--- RECORD SET ---
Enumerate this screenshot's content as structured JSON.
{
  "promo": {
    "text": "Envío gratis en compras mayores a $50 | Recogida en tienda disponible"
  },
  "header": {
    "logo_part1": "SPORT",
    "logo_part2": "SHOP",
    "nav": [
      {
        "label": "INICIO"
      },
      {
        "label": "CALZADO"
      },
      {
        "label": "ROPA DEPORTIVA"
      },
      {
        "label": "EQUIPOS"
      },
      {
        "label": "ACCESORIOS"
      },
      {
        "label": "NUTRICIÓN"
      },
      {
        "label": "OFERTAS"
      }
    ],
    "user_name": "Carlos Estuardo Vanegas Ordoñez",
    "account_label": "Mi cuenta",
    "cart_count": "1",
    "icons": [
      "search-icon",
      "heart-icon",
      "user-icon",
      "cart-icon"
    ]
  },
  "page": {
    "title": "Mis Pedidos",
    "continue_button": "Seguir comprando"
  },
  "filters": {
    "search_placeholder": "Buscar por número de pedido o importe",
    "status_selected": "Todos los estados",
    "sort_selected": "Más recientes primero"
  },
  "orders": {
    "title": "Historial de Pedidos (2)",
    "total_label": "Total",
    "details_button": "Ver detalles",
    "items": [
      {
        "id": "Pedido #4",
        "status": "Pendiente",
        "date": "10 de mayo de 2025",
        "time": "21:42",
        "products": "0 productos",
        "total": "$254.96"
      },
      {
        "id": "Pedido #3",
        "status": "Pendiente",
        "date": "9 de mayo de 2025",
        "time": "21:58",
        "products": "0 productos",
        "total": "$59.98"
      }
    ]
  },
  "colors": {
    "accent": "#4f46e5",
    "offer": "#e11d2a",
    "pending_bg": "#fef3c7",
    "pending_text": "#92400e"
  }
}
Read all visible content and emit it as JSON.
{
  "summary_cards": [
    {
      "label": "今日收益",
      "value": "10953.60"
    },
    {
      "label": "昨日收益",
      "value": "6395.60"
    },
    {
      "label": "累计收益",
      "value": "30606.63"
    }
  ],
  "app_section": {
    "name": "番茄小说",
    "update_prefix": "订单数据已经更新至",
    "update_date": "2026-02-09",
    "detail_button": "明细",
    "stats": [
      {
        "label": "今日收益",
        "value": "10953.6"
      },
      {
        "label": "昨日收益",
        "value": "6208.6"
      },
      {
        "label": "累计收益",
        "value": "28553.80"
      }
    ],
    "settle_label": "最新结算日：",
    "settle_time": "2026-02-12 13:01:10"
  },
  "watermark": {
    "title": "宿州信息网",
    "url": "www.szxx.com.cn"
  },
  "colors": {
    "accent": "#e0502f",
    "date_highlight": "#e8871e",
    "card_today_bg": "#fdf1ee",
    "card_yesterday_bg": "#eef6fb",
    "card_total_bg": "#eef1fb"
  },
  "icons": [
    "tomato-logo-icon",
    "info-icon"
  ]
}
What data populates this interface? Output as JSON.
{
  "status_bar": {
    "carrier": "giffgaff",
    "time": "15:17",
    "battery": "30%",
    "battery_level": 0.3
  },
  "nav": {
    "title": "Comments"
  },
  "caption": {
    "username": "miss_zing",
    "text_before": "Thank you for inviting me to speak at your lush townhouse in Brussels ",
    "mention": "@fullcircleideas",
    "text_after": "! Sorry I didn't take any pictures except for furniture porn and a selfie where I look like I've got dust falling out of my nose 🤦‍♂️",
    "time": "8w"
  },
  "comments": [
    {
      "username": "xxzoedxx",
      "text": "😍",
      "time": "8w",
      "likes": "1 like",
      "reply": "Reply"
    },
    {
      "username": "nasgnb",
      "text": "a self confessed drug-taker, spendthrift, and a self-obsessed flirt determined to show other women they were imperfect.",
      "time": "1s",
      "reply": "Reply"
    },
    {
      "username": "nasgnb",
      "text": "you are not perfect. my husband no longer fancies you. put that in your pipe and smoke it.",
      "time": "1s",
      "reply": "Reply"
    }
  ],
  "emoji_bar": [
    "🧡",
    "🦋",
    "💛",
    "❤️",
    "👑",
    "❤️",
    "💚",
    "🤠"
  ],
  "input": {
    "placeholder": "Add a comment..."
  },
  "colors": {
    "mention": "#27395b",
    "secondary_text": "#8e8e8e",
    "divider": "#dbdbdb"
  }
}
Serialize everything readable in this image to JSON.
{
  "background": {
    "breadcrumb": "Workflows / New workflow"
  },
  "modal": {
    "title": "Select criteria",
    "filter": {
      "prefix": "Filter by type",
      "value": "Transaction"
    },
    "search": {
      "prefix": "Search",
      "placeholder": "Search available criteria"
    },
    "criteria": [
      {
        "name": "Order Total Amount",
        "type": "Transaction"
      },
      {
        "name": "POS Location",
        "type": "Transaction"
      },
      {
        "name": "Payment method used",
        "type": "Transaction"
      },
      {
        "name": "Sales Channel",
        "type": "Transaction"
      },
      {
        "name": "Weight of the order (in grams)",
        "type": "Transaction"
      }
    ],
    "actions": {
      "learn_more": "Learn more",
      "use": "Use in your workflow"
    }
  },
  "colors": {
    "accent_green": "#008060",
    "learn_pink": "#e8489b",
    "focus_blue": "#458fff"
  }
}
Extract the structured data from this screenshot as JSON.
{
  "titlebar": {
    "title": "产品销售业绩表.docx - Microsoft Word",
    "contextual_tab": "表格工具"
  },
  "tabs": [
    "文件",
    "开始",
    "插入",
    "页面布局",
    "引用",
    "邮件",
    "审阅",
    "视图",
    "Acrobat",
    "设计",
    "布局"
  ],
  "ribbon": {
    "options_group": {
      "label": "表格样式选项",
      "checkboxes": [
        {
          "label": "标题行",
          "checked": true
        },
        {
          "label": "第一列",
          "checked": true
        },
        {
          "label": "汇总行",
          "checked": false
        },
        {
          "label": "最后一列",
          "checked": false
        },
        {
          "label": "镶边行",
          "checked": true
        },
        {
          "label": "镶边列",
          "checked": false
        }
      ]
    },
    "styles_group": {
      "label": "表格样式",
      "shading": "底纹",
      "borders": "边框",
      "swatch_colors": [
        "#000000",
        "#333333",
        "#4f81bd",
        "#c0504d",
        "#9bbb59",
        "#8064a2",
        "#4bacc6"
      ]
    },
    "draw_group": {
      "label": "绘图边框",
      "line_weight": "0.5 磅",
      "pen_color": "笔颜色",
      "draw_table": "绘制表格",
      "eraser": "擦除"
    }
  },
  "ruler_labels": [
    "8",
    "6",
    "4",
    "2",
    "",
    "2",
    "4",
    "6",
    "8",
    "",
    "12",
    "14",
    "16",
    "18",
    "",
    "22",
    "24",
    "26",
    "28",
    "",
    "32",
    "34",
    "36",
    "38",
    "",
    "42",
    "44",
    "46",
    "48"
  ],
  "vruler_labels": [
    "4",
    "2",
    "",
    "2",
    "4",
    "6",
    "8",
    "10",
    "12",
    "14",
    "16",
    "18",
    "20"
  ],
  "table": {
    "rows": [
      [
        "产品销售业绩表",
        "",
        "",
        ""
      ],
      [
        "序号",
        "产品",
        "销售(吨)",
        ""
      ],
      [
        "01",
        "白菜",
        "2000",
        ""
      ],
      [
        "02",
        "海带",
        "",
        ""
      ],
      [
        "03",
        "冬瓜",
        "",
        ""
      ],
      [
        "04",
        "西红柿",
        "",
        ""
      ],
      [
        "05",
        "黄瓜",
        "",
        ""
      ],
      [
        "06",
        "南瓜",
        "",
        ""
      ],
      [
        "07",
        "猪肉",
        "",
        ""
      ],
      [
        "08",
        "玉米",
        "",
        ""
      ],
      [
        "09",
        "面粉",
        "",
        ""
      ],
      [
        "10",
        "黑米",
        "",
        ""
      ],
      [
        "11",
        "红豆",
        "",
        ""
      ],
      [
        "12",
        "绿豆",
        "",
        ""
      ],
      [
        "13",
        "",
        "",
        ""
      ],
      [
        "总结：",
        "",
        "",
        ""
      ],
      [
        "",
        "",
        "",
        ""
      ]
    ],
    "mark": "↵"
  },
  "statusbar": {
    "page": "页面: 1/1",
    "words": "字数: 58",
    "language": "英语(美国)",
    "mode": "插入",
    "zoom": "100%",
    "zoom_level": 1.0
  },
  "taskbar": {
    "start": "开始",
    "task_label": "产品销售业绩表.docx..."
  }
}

--- TO BE DONE ---
Which lines hold the word "this"? Show each one.

--- FINAL RESULT ---
Enumerate this screenshot's content as structured JSON.
What data populates this interface? Output as JSON.
Serialize everything readable in this image to JSON.
Extract the structured data from this screenshot as JSON.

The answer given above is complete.